**Stored items from a collection:**

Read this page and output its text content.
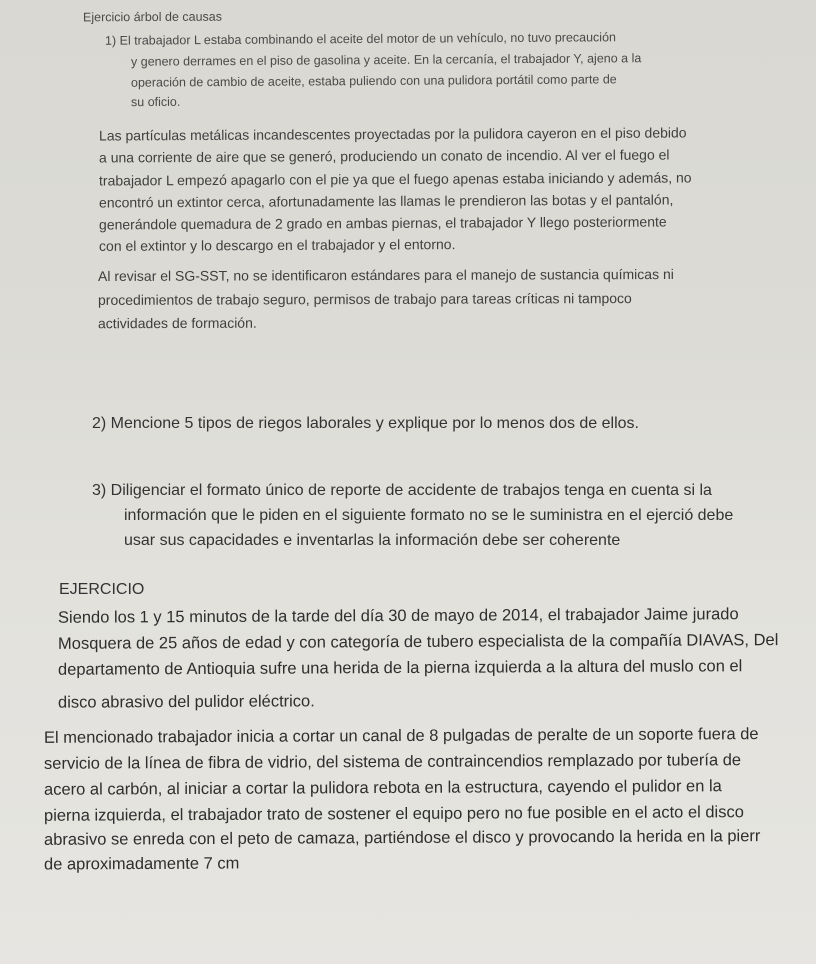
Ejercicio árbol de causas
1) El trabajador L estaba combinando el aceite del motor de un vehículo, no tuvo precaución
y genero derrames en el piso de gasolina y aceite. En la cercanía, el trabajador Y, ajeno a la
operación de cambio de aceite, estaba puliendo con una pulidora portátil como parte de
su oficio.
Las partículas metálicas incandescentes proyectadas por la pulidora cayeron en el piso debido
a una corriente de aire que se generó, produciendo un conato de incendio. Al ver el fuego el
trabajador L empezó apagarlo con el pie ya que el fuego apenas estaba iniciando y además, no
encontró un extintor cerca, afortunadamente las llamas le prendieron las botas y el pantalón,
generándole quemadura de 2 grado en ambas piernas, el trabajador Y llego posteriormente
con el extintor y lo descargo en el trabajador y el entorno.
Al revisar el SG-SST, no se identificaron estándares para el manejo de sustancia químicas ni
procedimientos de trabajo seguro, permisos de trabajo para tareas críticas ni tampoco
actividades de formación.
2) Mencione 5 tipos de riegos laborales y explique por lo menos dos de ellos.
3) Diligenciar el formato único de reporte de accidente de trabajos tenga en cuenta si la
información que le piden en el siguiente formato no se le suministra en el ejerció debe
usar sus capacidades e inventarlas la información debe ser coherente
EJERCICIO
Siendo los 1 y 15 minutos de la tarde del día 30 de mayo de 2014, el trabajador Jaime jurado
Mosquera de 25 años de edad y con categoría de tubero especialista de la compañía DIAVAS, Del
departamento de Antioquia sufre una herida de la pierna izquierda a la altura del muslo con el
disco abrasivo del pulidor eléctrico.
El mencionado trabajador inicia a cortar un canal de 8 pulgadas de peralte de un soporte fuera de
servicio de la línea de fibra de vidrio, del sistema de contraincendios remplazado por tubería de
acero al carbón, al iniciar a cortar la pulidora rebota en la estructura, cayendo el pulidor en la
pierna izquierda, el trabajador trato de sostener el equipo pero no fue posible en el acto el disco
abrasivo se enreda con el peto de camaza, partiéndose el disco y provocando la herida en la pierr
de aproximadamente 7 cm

**Task requirements:** Quote all the lines above exactly as given. Do not include the pictures.

**The reply:**
Read this page and output its text content.
Ejercicio árbol de causas
1) El trabajador L estaba combinando el aceite del motor de un vehículo, no tuvo precaución
y genero derrames en el piso de gasolina y aceite. En la cercanía, el trabajador Y, ajeno a la
operación de cambio de aceite, estaba puliendo con una pulidora portátil como parte de
su oficio.
Las partículas metálicas incandescentes proyectadas por la pulidora cayeron en el piso debido
a una corriente de aire que se generó, produciendo un conato de incendio. Al ver el fuego el
trabajador L empezó apagarlo con el pie ya que el fuego apenas estaba iniciando y además, no
encontró un extintor cerca, afortunadamente las llamas le prendieron las botas y el pantalón,
generándole quemadura de 2 grado en ambas piernas, el trabajador Y llego posteriormente
con el extintor y lo descargo en el trabajador y el entorno.
Al revisar el SG-SST, no se identificaron estándares para el manejo de sustancia químicas ni
procedimientos de trabajo seguro, permisos de trabajo para tareas críticas ni tampoco
actividades de formación.
2) Mencione 5 tipos de riegos laborales y explique por lo menos dos de ellos.
3) Diligenciar el formato único de reporte de accidente de trabajos tenga en cuenta si la
información que le piden en el siguiente formato no se le suministra en el ejerció debe
usar sus capacidades e inventarlas la información debe ser coherente
EJERCICIO
Siendo los 1 y 15 minutos de la tarde del día 30 de mayo de 2014, el trabajador Jaime jurado
Mosquera de 25 años de edad y con categoría de tubero especialista de la compañía DIAVAS, Del
departamento de Antioquia sufre una herida de la pierna izquierda a la altura del muslo con el
disco abrasivo del pulidor eléctrico.
El mencionado trabajador inicia a cortar un canal de 8 pulgadas de peralte de un soporte fuera de
servicio de la línea de fibra de vidrio, del sistema de contraincendios remplazado por tubería de
acero al carbón, al iniciar a cortar la pulidora rebota en la estructura, cayendo el pulidor en la
pierna izquierda, el trabajador trato de sostener el equipo pero no fue posible en el acto el disco
abrasivo se enreda con el peto de camaza, partiéndose el disco y provocando la herida en la pierr
de aproximadamente 7 cm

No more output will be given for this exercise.